— begin Items —

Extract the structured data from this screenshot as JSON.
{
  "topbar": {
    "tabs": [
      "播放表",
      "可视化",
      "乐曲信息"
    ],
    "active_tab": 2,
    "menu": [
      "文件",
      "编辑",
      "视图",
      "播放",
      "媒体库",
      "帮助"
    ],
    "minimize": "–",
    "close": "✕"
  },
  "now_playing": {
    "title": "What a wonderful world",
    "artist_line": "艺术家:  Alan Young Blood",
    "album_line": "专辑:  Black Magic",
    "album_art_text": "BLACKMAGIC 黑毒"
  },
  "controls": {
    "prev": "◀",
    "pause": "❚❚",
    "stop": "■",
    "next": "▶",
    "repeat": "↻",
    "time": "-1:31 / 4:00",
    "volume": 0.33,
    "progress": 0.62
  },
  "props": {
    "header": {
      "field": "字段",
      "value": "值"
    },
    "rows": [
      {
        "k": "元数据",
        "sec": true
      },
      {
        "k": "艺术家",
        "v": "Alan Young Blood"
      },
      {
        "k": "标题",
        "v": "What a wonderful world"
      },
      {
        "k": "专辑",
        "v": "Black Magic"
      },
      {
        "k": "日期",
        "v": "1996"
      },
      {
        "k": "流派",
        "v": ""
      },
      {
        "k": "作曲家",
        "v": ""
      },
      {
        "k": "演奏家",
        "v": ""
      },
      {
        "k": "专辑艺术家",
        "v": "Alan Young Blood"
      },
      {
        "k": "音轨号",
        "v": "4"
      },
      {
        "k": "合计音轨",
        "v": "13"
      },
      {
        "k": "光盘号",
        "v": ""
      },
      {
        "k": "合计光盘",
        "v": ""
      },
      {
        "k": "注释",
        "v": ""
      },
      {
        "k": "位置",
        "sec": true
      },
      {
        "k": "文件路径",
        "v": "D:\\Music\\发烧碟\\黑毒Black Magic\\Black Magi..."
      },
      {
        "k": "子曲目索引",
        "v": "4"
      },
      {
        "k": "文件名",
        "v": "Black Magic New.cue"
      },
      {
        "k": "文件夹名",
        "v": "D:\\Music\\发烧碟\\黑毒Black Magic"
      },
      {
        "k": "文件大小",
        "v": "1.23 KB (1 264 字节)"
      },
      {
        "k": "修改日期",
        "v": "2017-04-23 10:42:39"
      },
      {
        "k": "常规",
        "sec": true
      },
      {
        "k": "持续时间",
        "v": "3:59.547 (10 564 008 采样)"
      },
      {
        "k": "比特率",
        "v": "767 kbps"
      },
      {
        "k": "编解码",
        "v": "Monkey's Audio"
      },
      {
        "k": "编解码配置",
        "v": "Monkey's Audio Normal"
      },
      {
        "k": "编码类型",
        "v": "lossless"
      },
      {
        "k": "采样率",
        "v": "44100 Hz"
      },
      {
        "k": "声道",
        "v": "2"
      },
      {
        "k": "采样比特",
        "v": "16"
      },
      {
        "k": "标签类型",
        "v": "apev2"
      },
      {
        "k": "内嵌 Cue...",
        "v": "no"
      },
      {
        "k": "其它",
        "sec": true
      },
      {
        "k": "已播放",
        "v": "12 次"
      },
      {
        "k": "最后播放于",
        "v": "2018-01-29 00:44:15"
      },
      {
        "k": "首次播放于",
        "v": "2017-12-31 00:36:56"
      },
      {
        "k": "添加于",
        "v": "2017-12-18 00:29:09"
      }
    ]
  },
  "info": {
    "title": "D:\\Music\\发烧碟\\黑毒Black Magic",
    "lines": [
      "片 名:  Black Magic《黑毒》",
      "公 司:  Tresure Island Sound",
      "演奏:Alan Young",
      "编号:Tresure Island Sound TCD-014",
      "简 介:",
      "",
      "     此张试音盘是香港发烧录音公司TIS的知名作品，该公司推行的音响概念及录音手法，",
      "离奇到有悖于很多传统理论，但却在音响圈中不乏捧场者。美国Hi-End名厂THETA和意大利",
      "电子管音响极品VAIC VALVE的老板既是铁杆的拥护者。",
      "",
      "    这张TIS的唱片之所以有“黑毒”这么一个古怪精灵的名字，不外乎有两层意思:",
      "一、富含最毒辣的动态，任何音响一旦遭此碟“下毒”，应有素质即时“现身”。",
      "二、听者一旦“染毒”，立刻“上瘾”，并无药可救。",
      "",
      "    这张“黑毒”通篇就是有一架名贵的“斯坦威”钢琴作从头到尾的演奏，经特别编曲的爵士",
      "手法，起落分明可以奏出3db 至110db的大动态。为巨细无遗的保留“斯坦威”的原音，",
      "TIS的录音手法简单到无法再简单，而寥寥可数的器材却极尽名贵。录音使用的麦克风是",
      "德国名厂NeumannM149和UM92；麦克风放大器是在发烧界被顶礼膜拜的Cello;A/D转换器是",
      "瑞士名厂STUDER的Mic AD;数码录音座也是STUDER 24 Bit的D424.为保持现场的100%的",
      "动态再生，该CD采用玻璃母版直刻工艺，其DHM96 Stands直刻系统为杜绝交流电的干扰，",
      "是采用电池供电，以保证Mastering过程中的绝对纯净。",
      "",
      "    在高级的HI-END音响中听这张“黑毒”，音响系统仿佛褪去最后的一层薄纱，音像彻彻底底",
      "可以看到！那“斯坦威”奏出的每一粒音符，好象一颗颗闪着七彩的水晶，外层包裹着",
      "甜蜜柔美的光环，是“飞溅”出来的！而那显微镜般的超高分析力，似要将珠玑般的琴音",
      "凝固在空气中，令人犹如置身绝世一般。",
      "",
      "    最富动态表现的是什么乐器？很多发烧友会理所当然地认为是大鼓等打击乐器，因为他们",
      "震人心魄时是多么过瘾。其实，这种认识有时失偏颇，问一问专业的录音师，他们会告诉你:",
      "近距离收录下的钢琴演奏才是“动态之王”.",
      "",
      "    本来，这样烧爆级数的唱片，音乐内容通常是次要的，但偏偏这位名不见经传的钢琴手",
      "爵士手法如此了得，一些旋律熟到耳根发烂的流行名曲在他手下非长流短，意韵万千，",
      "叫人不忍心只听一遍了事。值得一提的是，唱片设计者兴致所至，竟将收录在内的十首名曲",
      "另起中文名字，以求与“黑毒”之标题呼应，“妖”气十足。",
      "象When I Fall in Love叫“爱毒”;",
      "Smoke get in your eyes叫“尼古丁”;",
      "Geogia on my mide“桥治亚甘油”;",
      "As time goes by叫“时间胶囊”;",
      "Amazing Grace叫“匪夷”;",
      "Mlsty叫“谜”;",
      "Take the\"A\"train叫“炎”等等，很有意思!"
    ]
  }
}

— end Items —

Copy all lines from the material that include "title".

[Written reply]:
    "title": "What a wonderful world",
    "title": "D:\\Music\\发烧碟\\黑毒Black Magic",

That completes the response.